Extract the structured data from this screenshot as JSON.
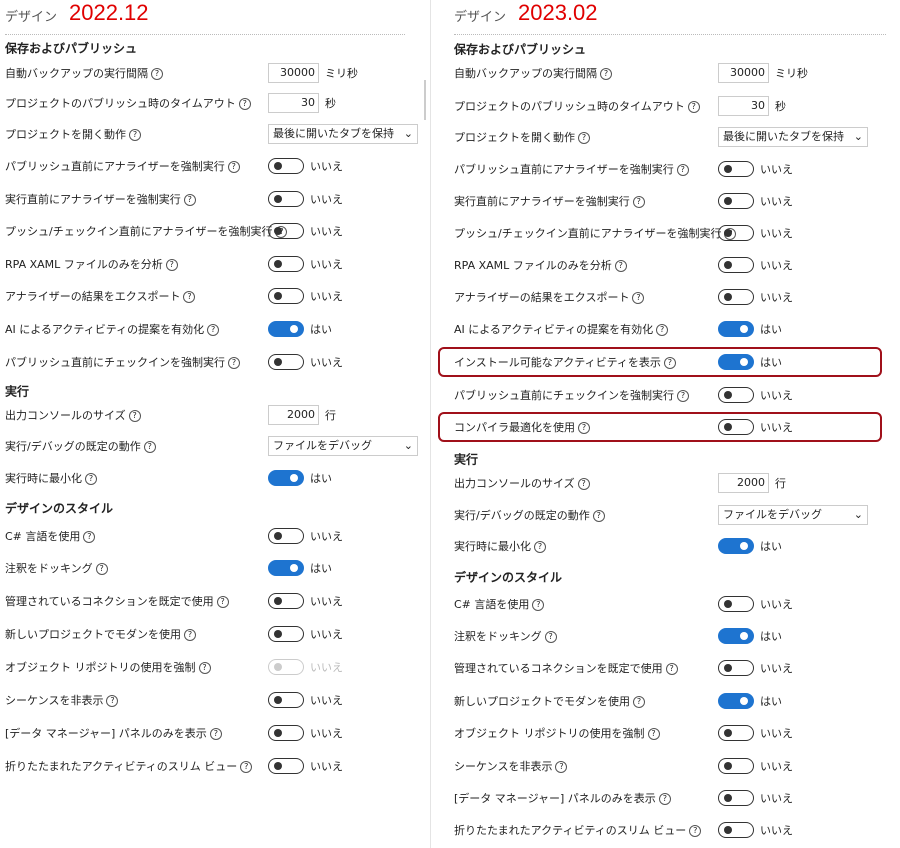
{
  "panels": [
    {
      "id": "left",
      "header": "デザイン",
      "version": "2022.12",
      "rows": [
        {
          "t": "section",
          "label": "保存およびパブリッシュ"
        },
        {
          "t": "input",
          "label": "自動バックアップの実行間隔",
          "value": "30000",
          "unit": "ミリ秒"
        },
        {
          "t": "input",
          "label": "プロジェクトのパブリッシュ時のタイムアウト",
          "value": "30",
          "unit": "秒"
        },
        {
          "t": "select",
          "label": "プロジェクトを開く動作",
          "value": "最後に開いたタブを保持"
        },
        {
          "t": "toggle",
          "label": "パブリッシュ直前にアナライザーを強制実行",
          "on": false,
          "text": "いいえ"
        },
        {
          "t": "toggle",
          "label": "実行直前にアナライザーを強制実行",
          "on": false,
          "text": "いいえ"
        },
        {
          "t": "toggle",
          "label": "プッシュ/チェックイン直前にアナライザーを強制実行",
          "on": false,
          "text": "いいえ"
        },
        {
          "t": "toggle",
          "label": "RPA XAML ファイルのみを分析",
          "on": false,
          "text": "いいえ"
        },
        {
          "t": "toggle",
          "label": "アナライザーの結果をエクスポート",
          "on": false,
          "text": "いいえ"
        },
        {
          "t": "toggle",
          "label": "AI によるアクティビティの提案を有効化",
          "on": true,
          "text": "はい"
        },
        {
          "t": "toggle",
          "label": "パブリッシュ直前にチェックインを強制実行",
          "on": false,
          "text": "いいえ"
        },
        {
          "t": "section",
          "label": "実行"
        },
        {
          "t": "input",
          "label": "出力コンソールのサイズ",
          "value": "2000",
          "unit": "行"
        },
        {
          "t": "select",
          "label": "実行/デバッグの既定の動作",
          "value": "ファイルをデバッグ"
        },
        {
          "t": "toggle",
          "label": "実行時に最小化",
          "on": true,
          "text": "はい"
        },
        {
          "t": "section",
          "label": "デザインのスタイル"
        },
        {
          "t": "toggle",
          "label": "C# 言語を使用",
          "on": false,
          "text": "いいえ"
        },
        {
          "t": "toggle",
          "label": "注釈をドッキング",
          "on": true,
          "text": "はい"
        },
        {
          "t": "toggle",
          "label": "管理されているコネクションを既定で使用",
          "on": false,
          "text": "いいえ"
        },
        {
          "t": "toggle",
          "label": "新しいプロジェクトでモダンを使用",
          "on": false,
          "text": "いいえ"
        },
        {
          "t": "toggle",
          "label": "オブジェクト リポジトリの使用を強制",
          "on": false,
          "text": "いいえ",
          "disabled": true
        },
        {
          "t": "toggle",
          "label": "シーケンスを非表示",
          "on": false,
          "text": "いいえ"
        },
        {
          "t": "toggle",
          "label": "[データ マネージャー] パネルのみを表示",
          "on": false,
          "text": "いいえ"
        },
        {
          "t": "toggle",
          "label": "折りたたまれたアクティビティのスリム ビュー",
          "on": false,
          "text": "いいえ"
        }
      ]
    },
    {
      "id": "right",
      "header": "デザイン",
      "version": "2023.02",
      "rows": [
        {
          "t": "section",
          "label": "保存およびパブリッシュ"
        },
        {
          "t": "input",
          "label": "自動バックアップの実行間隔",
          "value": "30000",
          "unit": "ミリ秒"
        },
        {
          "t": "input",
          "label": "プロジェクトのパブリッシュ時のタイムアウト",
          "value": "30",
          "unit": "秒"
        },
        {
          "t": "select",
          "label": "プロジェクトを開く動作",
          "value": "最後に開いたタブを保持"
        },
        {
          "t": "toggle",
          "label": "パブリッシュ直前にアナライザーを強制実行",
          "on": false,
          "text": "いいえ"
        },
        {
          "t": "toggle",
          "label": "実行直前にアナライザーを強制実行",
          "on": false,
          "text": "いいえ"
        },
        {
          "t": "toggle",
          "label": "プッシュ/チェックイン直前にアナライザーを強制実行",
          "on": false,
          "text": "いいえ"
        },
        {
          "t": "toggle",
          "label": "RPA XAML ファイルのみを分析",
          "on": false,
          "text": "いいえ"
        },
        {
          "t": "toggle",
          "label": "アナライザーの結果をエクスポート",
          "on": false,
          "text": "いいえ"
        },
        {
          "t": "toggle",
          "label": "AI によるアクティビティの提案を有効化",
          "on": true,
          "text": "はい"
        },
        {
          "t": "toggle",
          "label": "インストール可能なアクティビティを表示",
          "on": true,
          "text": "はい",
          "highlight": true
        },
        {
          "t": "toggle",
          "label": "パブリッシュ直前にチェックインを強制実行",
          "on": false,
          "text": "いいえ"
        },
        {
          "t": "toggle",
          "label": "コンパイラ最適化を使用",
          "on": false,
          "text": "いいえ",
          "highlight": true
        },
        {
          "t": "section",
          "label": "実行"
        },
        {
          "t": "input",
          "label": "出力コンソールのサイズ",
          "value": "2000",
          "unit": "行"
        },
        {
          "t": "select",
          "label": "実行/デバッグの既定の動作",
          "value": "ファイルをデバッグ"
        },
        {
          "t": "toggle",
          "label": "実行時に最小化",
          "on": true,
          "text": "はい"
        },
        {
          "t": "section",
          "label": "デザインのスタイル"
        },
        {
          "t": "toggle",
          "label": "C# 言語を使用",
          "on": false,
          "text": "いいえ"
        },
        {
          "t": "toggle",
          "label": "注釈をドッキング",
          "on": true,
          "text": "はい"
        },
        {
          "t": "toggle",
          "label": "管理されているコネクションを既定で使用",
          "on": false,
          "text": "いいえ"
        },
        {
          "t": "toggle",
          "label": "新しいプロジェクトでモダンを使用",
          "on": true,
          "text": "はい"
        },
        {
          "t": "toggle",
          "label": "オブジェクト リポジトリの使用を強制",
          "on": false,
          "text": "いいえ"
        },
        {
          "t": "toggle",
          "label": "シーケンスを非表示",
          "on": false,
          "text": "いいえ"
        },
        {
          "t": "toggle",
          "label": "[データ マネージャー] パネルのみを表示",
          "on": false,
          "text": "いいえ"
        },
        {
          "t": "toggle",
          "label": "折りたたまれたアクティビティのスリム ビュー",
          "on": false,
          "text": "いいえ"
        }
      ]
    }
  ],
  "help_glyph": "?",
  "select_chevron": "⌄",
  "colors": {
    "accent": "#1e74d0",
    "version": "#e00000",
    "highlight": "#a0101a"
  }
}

------------------------

* _Task instructions_: Above are the records; reproduce them exactly and leave out the pictures.

* _Expected output_:
Extract the structured data from this screenshot as JSON.
{
  "panels": [
    {
      "id": "left",
      "header": "デザイン",
      "version": "2022.12",
      "rows": [
        {
          "t": "section",
          "label": "保存およびパブリッシュ"
        },
        {
          "t": "input",
          "label": "自動バックアップの実行間隔",
          "value": "30000",
          "unit": "ミリ秒"
        },
        {
          "t": "input",
          "label": "プロジェクトのパブリッシュ時のタイムアウト",
          "value": "30",
          "unit": "秒"
        },
        {
          "t": "select",
          "label": "プロジェクトを開く動作",
          "value": "最後に開いたタブを保持"
        },
        {
          "t": "toggle",
          "label": "パブリッシュ直前にアナライザーを強制実行",
          "on": false,
          "text": "いいえ"
        },
        {
          "t": "toggle",
          "label": "実行直前にアナライザーを強制実行",
          "on": false,
          "text": "いいえ"
        },
        {
          "t": "toggle",
          "label": "プッシュ/チェックイン直前にアナライザーを強制実行",
          "on": false,
          "text": "いいえ"
        },
        {
          "t": "toggle",
          "label": "RPA XAML ファイルのみを分析",
          "on": false,
          "text": "いいえ"
        },
        {
          "t": "toggle",
          "label": "アナライザーの結果をエクスポート",
          "on": false,
          "text": "いいえ"
        },
        {
          "t": "toggle",
          "label": "AI によるアクティビティの提案を有効化",
          "on": true,
          "text": "はい"
        },
        {
          "t": "toggle",
          "label": "パブリッシュ直前にチェックインを強制実行",
          "on": false,
          "text": "いいえ"
        },
        {
          "t": "section",
          "label": "実行"
        },
        {
          "t": "input",
          "label": "出力コンソールのサイズ",
          "value": "2000",
          "unit": "行"
        },
        {
          "t": "select",
          "label": "実行/デバッグの既定の動作",
          "value": "ファイルをデバッグ"
        },
        {
          "t": "toggle",
          "label": "実行時に最小化",
          "on": true,
          "text": "はい"
        },
        {
          "t": "section",
          "label": "デザインのスタイル"
        },
        {
          "t": "toggle",
          "label": "C# 言語を使用",
          "on": false,
          "text": "いいえ"
        },
        {
          "t": "toggle",
          "label": "注釈をドッキング",
          "on": true,
          "text": "はい"
        },
        {
          "t": "toggle",
          "label": "管理されているコネクションを既定で使用",
          "on": false,
          "text": "いいえ"
        },
        {
          "t": "toggle",
          "label": "新しいプロジェクトでモダンを使用",
          "on": false,
          "text": "いいえ"
        },
        {
          "t": "toggle",
          "label": "オブジェクト リポジトリの使用を強制",
          "on": false,
          "text": "いいえ",
          "disabled": true
        },
        {
          "t": "toggle",
          "label": "シーケンスを非表示",
          "on": false,
          "text": "いいえ"
        },
        {
          "t": "toggle",
          "label": "[データ マネージャー] パネルのみを表示",
          "on": false,
          "text": "いいえ"
        },
        {
          "t": "toggle",
          "label": "折りたたまれたアクティビティのスリム ビュー",
          "on": false,
          "text": "いいえ"
        }
      ]
    },
    {
      "id": "right",
      "header": "デザイン",
      "version": "2023.02",
      "rows": [
        {
          "t": "section",
          "label": "保存およびパブリッシュ"
        },
        {
          "t": "input",
          "label": "自動バックアップの実行間隔",
          "value": "30000",
          "unit": "ミリ秒"
        },
        {
          "t": "input",
          "label": "プロジェクトのパブリッシュ時のタイムアウト",
          "value": "30",
          "unit": "秒"
        },
        {
          "t": "select",
          "label": "プロジェクトを開く動作",
          "value": "最後に開いたタブを保持"
        },
        {
          "t": "toggle",
          "label": "パブリッシュ直前にアナライザーを強制実行",
          "on": false,
          "text": "いいえ"
        },
        {
          "t": "toggle",
          "label": "実行直前にアナライザーを強制実行",
          "on": false,
          "text": "いいえ"
        },
        {
          "t": "toggle",
          "label": "プッシュ/チェックイン直前にアナライザーを強制実行",
          "on": false,
          "text": "いいえ"
        },
        {
          "t": "toggle",
          "label": "RPA XAML ファイルのみを分析",
          "on": false,
          "text": "いいえ"
        },
        {
          "t": "toggle",
          "label": "アナライザーの結果をエクスポート",
          "on": false,
          "text": "いいえ"
        },
        {
          "t": "toggle",
          "label": "AI によるアクティビティの提案を有効化",
          "on": true,
          "text": "はい"
        },
        {
          "t": "toggle",
          "label": "インストール可能なアクティビティを表示",
          "on": true,
          "text": "はい",
          "highlight": true
        },
        {
          "t": "toggle",
          "label": "パブリッシュ直前にチェックインを強制実行",
          "on": false,
          "text": "いいえ"
        },
        {
          "t": "toggle",
          "label": "コンパイラ最適化を使用",
          "on": false,
          "text": "いいえ",
          "highlight": true
        },
        {
          "t": "section",
          "label": "実行"
        },
        {
          "t": "input",
          "label": "出力コンソールのサイズ",
          "value": "2000",
          "unit": "行"
        },
        {
          "t": "select",
          "label": "実行/デバッグの既定の動作",
          "value": "ファイルをデバッグ"
        },
        {
          "t": "toggle",
          "label": "実行時に最小化",
          "on": true,
          "text": "はい"
        },
        {
          "t": "section",
          "label": "デザインのスタイル"
        },
        {
          "t": "toggle",
          "label": "C# 言語を使用",
          "on": false,
          "text": "いいえ"
        },
        {
          "t": "toggle",
          "label": "注釈をドッキング",
          "on": true,
          "text": "はい"
        },
        {
          "t": "toggle",
          "label": "管理されているコネクションを既定で使用",
          "on": false,
          "text": "いいえ"
        },
        {
          "t": "toggle",
          "label": "新しいプロジェクトでモダンを使用",
          "on": true,
          "text": "はい"
        },
        {
          "t": "toggle",
          "label": "オブジェクト リポジトリの使用を強制",
          "on": false,
          "text": "いいえ"
        },
        {
          "t": "toggle",
          "label": "シーケンスを非表示",
          "on": false,
          "text": "いいえ"
        },
        {
          "t": "toggle",
          "label": "[データ マネージャー] パネルのみを表示",
          "on": false,
          "text": "いいえ"
        },
        {
          "t": "toggle",
          "label": "折りたたまれたアクティビティのスリム ビュー",
          "on": false,
          "text": "いいえ"
        }
      ]
    }
  ],
  "help_glyph": "?",
  "select_chevron": "⌄",
  "colors": {
    "accent": "#1e74d0",
    "version": "#e00000",
    "highlight": "#a0101a"
  }
}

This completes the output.